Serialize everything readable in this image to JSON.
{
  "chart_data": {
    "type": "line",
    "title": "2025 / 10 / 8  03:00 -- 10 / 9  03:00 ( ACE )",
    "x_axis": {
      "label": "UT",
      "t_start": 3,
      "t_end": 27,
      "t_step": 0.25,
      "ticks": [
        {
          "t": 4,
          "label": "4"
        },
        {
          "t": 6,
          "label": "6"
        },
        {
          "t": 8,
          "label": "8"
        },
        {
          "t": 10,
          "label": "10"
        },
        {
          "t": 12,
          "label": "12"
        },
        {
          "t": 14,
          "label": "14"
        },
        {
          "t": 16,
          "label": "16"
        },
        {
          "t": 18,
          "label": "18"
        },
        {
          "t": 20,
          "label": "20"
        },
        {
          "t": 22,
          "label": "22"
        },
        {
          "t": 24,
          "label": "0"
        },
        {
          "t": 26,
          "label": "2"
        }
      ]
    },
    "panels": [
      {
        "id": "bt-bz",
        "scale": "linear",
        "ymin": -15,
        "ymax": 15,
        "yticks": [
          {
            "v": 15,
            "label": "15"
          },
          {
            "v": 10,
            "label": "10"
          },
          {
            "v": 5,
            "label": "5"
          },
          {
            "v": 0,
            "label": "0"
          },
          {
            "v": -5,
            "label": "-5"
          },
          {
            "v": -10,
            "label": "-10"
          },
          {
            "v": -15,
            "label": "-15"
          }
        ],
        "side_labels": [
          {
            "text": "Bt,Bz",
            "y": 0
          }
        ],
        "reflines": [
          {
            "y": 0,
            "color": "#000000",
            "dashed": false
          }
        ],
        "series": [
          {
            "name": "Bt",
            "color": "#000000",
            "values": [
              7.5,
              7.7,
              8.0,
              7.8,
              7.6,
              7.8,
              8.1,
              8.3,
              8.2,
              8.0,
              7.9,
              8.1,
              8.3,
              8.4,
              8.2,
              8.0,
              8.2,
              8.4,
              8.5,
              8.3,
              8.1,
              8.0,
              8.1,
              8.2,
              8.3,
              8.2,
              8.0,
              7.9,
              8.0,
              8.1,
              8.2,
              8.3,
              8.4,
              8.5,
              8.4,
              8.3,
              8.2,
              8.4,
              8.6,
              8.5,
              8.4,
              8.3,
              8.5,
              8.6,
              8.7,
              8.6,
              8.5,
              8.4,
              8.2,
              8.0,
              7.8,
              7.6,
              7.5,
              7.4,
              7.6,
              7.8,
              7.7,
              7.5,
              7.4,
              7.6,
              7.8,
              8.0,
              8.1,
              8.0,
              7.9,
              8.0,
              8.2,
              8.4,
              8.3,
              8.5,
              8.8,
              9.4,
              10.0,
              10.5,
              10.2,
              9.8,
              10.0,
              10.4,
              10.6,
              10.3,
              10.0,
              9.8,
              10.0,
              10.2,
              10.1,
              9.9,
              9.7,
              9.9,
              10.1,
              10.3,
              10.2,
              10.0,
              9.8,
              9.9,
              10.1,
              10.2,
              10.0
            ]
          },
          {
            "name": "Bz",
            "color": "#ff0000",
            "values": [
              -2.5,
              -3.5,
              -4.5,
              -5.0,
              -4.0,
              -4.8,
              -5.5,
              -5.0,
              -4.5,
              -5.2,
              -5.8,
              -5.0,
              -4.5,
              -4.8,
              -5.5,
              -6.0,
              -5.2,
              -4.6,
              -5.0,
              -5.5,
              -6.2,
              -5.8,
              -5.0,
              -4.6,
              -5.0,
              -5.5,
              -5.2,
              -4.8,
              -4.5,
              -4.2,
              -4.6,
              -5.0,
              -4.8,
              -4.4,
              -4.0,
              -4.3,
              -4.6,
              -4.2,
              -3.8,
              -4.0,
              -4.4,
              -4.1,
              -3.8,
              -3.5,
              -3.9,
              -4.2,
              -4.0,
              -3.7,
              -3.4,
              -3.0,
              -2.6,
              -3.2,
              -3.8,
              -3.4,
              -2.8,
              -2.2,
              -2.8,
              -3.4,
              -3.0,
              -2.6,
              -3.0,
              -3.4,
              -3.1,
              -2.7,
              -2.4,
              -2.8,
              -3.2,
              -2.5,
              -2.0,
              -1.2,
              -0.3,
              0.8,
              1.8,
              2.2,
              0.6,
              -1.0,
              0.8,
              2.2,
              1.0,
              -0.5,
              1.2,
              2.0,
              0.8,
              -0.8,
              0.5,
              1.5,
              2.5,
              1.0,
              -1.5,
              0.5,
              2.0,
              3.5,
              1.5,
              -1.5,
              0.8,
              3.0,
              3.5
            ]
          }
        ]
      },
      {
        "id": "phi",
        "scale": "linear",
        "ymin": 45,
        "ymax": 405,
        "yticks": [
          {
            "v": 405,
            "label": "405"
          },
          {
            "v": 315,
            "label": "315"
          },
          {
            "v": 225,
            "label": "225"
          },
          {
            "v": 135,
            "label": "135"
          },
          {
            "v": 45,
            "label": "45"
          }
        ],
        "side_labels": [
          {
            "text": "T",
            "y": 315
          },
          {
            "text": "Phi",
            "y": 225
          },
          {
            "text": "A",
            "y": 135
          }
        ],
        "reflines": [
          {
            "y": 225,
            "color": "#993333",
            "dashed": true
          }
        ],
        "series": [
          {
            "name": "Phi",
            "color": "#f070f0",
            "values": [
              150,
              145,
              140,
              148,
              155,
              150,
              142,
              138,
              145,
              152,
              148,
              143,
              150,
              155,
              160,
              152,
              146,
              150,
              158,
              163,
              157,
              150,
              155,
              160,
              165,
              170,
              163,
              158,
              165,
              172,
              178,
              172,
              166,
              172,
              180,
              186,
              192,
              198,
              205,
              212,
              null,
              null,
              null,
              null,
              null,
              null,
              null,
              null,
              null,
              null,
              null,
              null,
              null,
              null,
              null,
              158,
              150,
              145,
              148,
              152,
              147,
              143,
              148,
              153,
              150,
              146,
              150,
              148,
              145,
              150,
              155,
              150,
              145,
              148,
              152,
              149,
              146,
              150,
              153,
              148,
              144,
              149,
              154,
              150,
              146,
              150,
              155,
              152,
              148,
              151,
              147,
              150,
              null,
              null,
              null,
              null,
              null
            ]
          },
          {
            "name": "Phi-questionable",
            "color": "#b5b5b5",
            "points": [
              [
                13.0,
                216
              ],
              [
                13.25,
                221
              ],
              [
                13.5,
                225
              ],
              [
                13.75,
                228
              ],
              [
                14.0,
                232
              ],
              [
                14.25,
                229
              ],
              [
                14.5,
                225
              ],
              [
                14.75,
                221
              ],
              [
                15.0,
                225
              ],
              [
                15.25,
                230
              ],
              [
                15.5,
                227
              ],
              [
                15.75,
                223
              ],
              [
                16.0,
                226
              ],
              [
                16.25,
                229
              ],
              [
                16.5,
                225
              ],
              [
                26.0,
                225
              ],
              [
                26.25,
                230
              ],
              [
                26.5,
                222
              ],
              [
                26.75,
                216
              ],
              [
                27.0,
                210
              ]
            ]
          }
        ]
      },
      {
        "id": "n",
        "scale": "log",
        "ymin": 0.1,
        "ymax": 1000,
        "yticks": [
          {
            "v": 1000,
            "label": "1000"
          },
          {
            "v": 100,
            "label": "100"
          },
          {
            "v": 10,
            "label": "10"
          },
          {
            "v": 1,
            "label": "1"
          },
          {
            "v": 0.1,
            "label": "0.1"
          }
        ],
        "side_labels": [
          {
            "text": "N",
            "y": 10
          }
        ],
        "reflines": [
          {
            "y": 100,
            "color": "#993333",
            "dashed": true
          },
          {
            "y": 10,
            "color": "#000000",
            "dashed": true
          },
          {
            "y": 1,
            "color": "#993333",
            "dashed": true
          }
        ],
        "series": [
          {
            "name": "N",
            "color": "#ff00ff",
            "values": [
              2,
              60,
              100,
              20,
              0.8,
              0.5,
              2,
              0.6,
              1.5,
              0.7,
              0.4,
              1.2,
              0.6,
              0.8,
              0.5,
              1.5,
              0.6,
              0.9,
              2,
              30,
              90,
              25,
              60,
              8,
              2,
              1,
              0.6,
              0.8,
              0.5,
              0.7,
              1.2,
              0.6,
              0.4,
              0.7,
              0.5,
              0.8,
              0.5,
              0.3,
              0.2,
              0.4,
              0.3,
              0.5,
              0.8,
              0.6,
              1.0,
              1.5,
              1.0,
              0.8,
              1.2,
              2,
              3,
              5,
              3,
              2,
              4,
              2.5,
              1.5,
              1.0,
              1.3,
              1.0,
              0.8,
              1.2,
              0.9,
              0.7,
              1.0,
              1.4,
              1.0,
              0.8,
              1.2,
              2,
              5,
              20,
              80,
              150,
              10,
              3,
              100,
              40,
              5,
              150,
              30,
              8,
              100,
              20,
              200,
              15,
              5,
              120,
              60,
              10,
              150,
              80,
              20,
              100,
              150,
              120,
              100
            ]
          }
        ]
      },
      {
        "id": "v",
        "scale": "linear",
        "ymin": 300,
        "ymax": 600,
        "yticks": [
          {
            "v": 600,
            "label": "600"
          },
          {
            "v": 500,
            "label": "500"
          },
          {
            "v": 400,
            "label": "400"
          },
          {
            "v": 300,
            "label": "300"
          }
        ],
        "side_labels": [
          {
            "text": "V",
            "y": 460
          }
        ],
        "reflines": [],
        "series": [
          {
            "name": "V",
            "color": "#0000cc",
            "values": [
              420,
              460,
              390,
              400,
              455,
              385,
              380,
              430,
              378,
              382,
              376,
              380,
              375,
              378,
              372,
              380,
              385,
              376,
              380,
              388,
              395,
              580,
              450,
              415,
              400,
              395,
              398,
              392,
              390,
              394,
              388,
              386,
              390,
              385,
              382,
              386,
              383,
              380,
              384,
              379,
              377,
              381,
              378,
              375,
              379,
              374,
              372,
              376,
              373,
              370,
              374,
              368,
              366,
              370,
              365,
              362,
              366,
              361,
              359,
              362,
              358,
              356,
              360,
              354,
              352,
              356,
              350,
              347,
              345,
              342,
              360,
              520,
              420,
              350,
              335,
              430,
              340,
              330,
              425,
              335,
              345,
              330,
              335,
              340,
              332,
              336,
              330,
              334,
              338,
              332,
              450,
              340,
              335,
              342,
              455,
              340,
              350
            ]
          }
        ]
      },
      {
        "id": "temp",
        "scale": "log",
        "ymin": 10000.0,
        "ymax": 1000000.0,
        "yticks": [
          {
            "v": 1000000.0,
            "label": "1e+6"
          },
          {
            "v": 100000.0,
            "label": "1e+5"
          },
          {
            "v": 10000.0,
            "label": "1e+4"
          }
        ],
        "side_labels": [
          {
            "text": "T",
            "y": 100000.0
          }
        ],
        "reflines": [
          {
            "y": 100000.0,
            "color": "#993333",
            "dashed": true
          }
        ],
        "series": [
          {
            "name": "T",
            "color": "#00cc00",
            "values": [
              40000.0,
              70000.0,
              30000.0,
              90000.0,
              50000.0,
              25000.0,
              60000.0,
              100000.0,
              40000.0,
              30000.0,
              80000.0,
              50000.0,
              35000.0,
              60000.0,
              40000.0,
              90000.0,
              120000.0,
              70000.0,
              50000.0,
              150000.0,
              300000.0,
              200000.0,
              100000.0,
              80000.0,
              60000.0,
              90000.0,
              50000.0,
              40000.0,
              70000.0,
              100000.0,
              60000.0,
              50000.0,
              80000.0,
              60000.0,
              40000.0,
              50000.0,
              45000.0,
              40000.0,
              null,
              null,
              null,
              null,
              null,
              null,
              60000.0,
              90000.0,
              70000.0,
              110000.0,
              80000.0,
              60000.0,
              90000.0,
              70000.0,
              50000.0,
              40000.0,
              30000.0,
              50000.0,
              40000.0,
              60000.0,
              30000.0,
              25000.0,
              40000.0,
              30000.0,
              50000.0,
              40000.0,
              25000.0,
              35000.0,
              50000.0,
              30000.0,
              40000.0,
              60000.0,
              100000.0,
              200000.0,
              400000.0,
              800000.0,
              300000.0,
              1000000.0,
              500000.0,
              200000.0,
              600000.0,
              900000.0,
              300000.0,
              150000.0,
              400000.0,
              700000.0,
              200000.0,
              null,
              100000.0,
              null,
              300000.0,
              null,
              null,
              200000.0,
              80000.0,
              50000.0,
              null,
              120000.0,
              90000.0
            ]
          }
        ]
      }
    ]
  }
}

Aim.
Work out the number of lines in this listing that include the word "text". Reply with that number only.

Result.
7